(Recorded data)
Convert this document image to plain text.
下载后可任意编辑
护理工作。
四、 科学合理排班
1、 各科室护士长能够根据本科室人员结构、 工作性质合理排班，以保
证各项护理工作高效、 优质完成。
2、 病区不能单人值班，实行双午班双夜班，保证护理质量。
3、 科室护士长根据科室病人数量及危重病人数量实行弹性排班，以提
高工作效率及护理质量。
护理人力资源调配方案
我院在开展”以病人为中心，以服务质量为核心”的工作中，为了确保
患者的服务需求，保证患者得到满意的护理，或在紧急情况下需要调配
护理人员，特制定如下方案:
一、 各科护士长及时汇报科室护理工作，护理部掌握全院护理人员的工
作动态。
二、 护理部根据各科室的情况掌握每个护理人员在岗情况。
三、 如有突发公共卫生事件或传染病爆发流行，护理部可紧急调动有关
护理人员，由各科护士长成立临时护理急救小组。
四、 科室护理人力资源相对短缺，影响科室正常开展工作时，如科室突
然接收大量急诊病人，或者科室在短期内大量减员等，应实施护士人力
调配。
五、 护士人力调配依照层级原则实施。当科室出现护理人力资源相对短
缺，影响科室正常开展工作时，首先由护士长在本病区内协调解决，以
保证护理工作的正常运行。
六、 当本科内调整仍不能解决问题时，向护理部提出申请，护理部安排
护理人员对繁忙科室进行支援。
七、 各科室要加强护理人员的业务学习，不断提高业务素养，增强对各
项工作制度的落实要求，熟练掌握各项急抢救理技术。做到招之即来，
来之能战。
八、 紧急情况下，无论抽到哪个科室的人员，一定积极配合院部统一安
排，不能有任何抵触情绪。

## Task prompt
Within the listing above, copy each line that has the string "影响科室正常开展工作时".

## Complete answer
四、 科室护理人力资源相对短缺，影响科室正常开展工作时，如科室突
缺，影响科室正常开展工作时，首先由护士长在本病区内协调解决，以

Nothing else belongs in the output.